What you have to do:
Filter the records below and copy every line containing the word "probabilities".
━━━━━━━━━━━━━━━━━━━━
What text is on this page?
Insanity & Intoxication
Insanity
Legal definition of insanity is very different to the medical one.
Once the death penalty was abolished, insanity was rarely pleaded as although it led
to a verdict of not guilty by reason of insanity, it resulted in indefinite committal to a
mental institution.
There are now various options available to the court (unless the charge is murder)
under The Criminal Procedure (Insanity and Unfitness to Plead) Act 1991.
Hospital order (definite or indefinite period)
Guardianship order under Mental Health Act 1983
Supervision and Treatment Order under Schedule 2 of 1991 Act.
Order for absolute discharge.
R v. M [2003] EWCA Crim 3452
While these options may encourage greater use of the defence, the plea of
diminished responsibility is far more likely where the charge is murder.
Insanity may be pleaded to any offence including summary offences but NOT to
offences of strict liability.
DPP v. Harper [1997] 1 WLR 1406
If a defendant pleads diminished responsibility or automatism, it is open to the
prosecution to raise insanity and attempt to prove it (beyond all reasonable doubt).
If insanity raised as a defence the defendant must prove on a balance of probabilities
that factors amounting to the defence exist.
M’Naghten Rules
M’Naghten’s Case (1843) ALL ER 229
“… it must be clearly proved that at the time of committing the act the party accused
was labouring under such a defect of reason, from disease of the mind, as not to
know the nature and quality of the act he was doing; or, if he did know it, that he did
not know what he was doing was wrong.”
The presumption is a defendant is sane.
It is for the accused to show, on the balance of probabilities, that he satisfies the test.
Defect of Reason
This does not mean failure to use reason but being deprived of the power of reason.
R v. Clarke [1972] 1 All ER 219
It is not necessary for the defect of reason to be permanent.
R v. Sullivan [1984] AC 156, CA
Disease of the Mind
━━━━━━━━━━━━━━━━━━━━
Task result:
If insanity raised as a defence the defendant must prove on a balance of probabilities
It is for the accused to show, on the balance of probabilities, that he satisfies the test.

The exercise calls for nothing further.